EXERCISE INSTRUCTIONS: Keep the wording of each record exactly the same when you repeat it, and leave out pictures.

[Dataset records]
/---

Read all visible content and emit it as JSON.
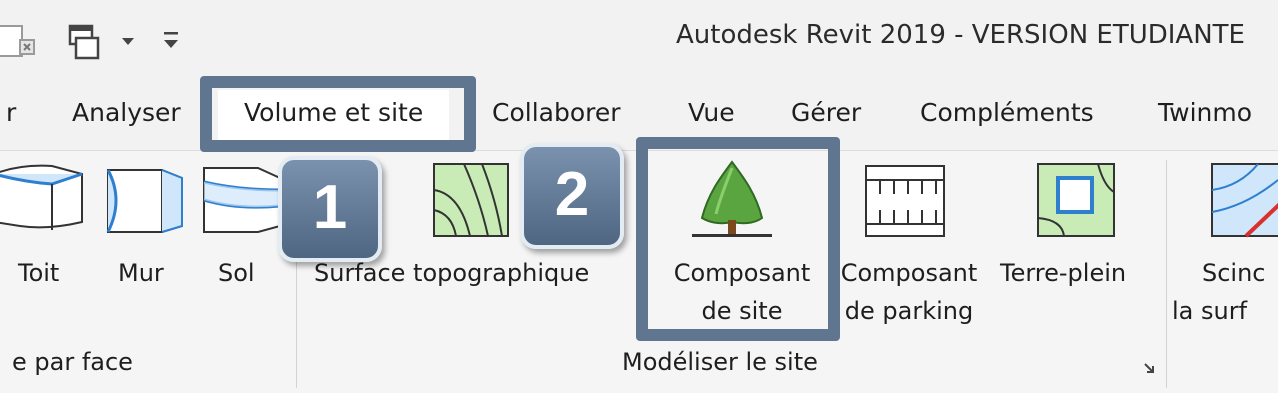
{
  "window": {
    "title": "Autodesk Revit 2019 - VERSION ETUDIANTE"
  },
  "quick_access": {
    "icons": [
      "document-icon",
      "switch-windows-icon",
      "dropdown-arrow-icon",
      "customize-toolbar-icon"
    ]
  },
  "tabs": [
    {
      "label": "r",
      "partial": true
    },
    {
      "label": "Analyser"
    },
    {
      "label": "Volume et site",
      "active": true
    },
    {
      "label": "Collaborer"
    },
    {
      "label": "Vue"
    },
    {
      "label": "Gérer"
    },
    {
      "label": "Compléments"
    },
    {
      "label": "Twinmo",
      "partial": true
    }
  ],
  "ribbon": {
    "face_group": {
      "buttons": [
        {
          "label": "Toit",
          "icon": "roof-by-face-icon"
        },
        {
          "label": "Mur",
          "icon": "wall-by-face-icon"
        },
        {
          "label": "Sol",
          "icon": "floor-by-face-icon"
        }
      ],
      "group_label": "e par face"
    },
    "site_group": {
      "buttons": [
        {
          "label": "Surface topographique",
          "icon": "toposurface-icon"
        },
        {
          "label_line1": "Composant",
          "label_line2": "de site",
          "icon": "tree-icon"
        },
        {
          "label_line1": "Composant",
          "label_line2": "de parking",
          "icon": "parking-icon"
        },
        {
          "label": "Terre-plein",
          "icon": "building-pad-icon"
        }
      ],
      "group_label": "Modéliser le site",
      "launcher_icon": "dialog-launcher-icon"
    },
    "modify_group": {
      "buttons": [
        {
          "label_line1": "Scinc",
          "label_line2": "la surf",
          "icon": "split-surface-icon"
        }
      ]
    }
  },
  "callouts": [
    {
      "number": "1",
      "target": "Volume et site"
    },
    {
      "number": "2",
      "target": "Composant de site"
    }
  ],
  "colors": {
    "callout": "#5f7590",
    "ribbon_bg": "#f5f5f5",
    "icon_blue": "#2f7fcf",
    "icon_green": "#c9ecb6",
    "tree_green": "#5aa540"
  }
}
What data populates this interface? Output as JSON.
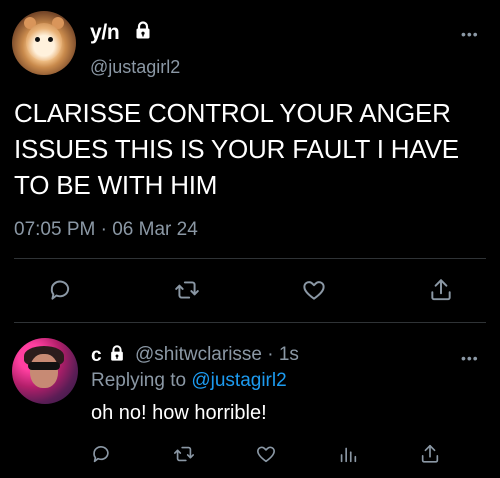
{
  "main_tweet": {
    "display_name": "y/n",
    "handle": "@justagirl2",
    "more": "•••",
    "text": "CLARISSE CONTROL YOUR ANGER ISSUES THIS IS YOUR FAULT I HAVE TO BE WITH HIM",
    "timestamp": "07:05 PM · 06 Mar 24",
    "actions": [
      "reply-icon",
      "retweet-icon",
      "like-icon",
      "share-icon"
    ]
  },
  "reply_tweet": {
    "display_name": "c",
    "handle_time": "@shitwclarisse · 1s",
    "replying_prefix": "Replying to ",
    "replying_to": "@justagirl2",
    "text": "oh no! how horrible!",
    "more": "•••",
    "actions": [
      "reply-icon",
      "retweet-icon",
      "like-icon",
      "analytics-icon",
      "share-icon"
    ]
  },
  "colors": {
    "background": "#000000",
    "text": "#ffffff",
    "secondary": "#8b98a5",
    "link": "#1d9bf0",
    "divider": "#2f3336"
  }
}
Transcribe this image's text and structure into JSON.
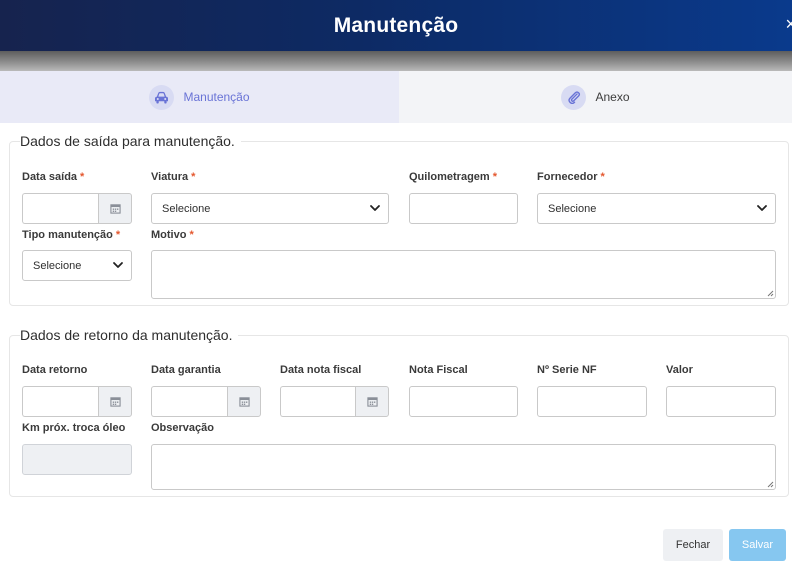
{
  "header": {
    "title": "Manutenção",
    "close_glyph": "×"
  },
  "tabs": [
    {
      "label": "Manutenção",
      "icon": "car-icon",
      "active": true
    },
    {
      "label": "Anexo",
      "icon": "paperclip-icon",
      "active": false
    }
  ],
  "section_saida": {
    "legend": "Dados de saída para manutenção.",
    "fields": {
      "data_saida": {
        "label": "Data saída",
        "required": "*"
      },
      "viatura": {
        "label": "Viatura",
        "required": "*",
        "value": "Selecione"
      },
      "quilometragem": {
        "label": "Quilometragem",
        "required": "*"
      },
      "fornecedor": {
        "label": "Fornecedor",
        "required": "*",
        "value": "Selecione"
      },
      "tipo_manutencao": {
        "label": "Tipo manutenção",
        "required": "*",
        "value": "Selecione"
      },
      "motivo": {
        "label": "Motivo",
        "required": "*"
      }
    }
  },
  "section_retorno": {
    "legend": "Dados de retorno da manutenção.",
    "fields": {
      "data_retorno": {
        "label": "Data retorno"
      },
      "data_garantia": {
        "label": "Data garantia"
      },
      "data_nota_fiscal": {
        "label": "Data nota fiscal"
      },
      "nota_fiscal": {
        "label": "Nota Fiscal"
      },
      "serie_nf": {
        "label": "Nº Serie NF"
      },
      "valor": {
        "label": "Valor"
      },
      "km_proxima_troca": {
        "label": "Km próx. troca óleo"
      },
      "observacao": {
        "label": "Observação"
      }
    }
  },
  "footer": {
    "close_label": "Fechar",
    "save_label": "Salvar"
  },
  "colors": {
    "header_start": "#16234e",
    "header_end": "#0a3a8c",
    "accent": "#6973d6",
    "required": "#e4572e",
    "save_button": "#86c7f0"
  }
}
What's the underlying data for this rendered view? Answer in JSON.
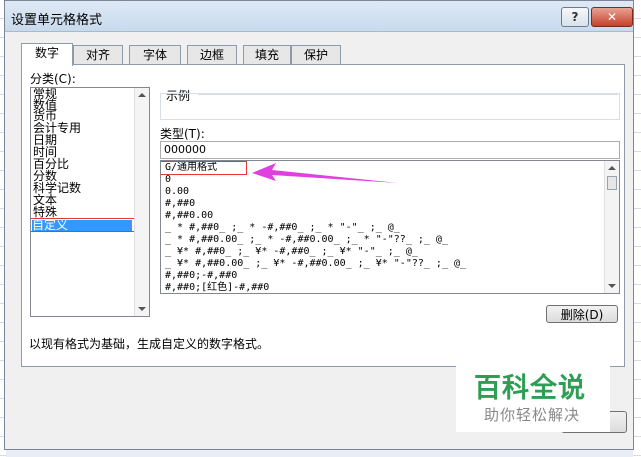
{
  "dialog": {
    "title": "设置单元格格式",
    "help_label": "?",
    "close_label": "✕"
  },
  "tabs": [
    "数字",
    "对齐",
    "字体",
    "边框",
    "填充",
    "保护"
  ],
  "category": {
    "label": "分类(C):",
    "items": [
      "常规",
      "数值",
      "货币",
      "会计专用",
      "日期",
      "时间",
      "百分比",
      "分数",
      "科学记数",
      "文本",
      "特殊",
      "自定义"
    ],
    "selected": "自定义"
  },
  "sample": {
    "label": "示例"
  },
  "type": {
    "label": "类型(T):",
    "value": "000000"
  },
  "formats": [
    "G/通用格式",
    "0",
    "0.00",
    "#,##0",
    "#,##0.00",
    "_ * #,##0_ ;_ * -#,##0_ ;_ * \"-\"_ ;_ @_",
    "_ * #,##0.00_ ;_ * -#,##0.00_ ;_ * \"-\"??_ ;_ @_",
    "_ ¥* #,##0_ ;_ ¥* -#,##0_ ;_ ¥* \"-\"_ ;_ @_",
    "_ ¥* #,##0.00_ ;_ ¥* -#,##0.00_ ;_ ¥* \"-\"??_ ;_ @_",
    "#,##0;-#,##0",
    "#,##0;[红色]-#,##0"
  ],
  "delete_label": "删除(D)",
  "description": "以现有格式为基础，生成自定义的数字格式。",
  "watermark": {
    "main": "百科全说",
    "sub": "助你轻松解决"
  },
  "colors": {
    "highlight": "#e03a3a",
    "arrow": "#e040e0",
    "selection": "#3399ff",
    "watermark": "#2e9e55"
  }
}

\---

THE REPLY:
Read all visible content and emit it as JSON.
{
  "window": {
    "title": "Autodesk Revit 2019 - VERSION ETUDIANTE"
  },
  "quick_access": {
    "icons": [
      "document-icon",
      "switch-windows-icon",
      "dropdown-arrow-icon",
      "customize-toolbar-icon"
    ]
  },
  "tabs": [
    {
      "label": "r",
      "partial": true
    },
    {
      "label": "Analyser"
    },
    {
      "label": "Volume et site",
      "active": true
    },
    {
      "label": "Collaborer"
    },
    {
      "label": "Vue"
    },
    {
      "label": "Gérer"
    },
    {
      "label": "Compléments"
    },
    {
      "label": "Twinmo",
      "partial": true
    }
  ],
  "ribbon": {
    "face_group": {
      "buttons": [
        {
          "label": "Toit",
          "icon": "roof-by-face-icon"
        },
        {
          "label": "Mur",
          "icon": "wall-by-face-icon"
        },
        {
          "label": "Sol",
          "icon": "floor-by-face-icon"
        }
      ],
      "group_label": "e par face"
    },
    "site_group": {
      "buttons": [
        {
          "label": "Surface topographique",
          "icon": "toposurface-icon"
        },
        {
          "label_line1": "Composant",
          "label_line2": "de site",
          "icon": "tree-icon"
        },
        {
          "label_line1": "Composant",
          "label_line2": "de parking",
          "icon": "parking-icon"
        },
        {
          "label": "Terre-plein",
          "icon": "building-pad-icon"
        }
      ],
      "group_label": "Modéliser le site",
      "launcher_icon": "dialog-launcher-icon"
    },
    "modify_group": {
      "buttons": [
        {
          "label_line1": "Scinc",
          "label_line2": "la surf",
          "icon": "split-surface-icon"
        }
      ]
    }
  },
  "callouts": [
    {
      "number": "1",
      "target": "Volume et site"
    },
    {
      "number": "2",
      "target": "Composant de site"
    }
  ],
  "colors": {
    "callout": "#5f7590",
    "ribbon_bg": "#f5f5f5",
    "icon_blue": "#2f7fcf",
    "icon_green": "#c9ecb6",
    "tree_green": "#5aa540"
  }
}
What data populates this interface? Output as JSON.
{
  "main_tweet": {
    "display_name": "y/n",
    "handle": "@justagirl2",
    "more": "•••",
    "text": "CLARISSE CONTROL YOUR ANGER ISSUES THIS IS YOUR FAULT I HAVE TO BE WITH HIM",
    "timestamp": "07:05 PM · 06 Mar 24",
    "actions": [
      "reply-icon",
      "retweet-icon",
      "like-icon",
      "share-icon"
    ]
  },
  "reply_tweet": {
    "display_name": "c",
    "handle_time": "@shitwclarisse · 1s",
    "replying_prefix": "Replying to ",
    "replying_to": "@justagirl2",
    "text": "oh no! how horrible!",
    "more": "•••",
    "actions": [
      "reply-icon",
      "retweet-icon",
      "like-icon",
      "analytics-icon",
      "share-icon"
    ]
  },
  "colors": {
    "background": "#000000",
    "text": "#ffffff",
    "secondary": "#8b98a5",
    "link": "#1d9bf0",
    "divider": "#2f3336"
  }
}
Transcribe this image's text and structure into JSON.
{
  "header": {
    "title": "Manutenção",
    "close_glyph": "×"
  },
  "tabs": [
    {
      "label": "Manutenção",
      "icon": "car-icon",
      "active": true
    },
    {
      "label": "Anexo",
      "icon": "paperclip-icon",
      "active": false
    }
  ],
  "section_saida": {
    "legend": "Dados de saída para manutenção.",
    "fields": {
      "data_saida": {
        "label": "Data saída",
        "required": "*"
      },
      "viatura": {
        "label": "Viatura",
        "required": "*",
        "value": "Selecione"
      },
      "quilometragem": {
        "label": "Quilometragem",
        "required": "*"
      },
      "fornecedor": {
        "label": "Fornecedor",
        "required": "*",
        "value": "Selecione"
      },
      "tipo_manutencao": {
        "label": "Tipo manutenção",
        "required": "*",
        "value": "Selecione"
      },
      "motivo": {
        "label": "Motivo",
        "required": "*"
      }
    }
  },
  "section_retorno": {
    "legend": "Dados de retorno da manutenção.",
    "fields": {
      "data_retorno": {
        "label": "Data retorno"
      },
      "data_garantia": {
        "label": "Data garantia"
      },
      "data_nota_fiscal": {
        "label": "Data nota fiscal"
      },
      "nota_fiscal": {
        "label": "Nota Fiscal"
      },
      "serie_nf": {
        "label": "Nº Serie NF"
      },
      "valor": {
        "label": "Valor"
      },
      "km_proxima_troca": {
        "label": "Km próx. troca óleo"
      },
      "observacao": {
        "label": "Observação"
      }
    }
  },
  "footer": {
    "close_label": "Fechar",
    "save_label": "Salvar"
  },
  "colors": {
    "header_start": "#16234e",
    "header_end": "#0a3a8c",
    "accent": "#6973d6",
    "required": "#e4572e",
    "save_button": "#86c7f0"
  }
}
What's the underlying data for this rendered view? Answer in JSON.
{
  "dialog": {
    "title": "设置单元格格式",
    "help_label": "?",
    "close_label": "✕"
  },
  "tabs": [
    "数字",
    "对齐",
    "字体",
    "边框",
    "填充",
    "保护"
  ],
  "category": {
    "label": "分类(C):",
    "items": [
      "常规",
      "数值",
      "货币",
      "会计专用",
      "日期",
      "时间",
      "百分比",
      "分数",
      "科学记数",
      "文本",
      "特殊",
      "自定义"
    ],
    "selected": "自定义"
  },
  "sample": {
    "label": "示例"
  },
  "type": {
    "label": "类型(T):",
    "value": "000000"
  },
  "formats": [
    "G/通用格式",
    "0",
    "0.00",
    "#,##0",
    "#,##0.00",
    "_ * #,##0_ ;_ * -#,##0_ ;_ * \"-\"_ ;_ @_",
    "_ * #,##0.00_ ;_ * -#,##0.00_ ;_ * \"-\"??_ ;_ @_",
    "_ ¥* #,##0_ ;_ ¥* -#,##0_ ;_ ¥* \"-\"_ ;_ @_",
    "_ ¥* #,##0.00_ ;_ ¥* -#,##0.00_ ;_ ¥* \"-\"??_ ;_ @_",
    "#,##0;-#,##0",
    "#,##0;[红色]-#,##0"
  ],
  "delete_label": "删除(D)",
  "description": "以现有格式为基础，生成自定义的数字格式。",
  "watermark": {
    "main": "百科全说",
    "sub": "助你轻松解决"
  },
  "colors": {
    "highlight": "#e03a3a",
    "arrow": "#e040e0",
    "selection": "#3399ff",
    "watermark": "#2e9e55"
  }
}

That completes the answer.